Instructions to follow: Go through the listing and write out all of it exactly.

Task material:
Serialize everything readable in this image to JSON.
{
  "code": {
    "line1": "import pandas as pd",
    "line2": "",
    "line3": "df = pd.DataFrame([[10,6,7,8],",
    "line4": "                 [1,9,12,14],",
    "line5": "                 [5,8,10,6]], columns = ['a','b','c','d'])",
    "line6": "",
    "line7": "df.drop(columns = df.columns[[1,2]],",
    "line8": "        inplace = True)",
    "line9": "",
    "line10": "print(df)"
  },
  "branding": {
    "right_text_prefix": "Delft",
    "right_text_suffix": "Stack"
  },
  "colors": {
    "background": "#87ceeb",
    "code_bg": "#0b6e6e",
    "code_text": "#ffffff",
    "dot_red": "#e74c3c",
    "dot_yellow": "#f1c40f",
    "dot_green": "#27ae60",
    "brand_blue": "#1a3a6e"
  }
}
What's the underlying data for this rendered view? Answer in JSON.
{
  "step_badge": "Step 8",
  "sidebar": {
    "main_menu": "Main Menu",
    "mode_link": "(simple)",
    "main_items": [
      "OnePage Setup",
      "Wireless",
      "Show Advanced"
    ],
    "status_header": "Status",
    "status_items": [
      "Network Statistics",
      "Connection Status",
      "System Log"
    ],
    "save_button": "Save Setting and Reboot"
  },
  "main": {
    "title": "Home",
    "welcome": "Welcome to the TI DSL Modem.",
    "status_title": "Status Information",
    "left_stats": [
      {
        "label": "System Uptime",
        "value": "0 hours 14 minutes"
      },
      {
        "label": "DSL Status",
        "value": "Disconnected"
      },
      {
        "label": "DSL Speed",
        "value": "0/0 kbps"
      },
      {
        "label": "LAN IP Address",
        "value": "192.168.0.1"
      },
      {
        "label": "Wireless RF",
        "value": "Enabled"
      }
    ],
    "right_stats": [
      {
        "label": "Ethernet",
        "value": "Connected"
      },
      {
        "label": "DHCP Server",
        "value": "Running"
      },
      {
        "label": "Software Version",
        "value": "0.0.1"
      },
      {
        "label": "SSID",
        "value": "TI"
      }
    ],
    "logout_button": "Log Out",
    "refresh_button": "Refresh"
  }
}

Final result:
Serialize everything readable in this image to JSON.
{
  "code": {
    "line1": "import pandas as pd",
    "line2": "",
    "line3": "df = pd.DataFrame([[10,6,7,8],",
    "line4": "                 [1,9,12,14],",
    "line5": "                 [5,8,10,6]], columns = ['a','b','c','d'])",
    "line6": "",
    "line7": "df.drop(columns = df.columns[[1,2]],",
    "line8": "        inplace = True)",
    "line9": "",
    "line10": "print(df)"
  },
  "branding": {
    "right_text_prefix": "Delft",
    "right_text_suffix": "Stack"
  },
  "colors": {
    "background": "#87ceeb",
    "code_bg": "#0b6e6e",
    "code_text": "#ffffff",
    "dot_red": "#e74c3c",
    "dot_yellow": "#f1c40f",
    "dot_green": "#27ae60",
    "brand_blue": "#1a3a6e"
  }
}
What's the underlying data for this rendered view? Answer in JSON.
{
  "step_badge": "Step 8",
  "sidebar": {
    "main_menu": "Main Menu",
    "mode_link": "(simple)",
    "main_items": [
      "OnePage Setup",
      "Wireless",
      "Show Advanced"
    ],
    "status_header": "Status",
    "status_items": [
      "Network Statistics",
      "Connection Status",
      "System Log"
    ],
    "save_button": "Save Setting and Reboot"
  },
  "main": {
    "title": "Home",
    "welcome": "Welcome to the TI DSL Modem.",
    "status_title": "Status Information",
    "left_stats": [
      {
        "label": "System Uptime",
        "value": "0 hours 14 minutes"
      },
      {
        "label": "DSL Status",
        "value": "Disconnected"
      },
      {
        "label": "DSL Speed",
        "value": "0/0 kbps"
      },
      {
        "label": "LAN IP Address",
        "value": "192.168.0.1"
      },
      {
        "label": "Wireless RF",
        "value": "Enabled"
      }
    ],
    "right_stats": [
      {
        "label": "Ethernet",
        "value": "Connected"
      },
      {
        "label": "DHCP Server",
        "value": "Running"
      },
      {
        "label": "Software Version",
        "value": "0.0.1"
      },
      {
        "label": "SSID",
        "value": "TI"
      }
    ],
    "logout_button": "Log Out",
    "refresh_button": "Refresh"
  }
}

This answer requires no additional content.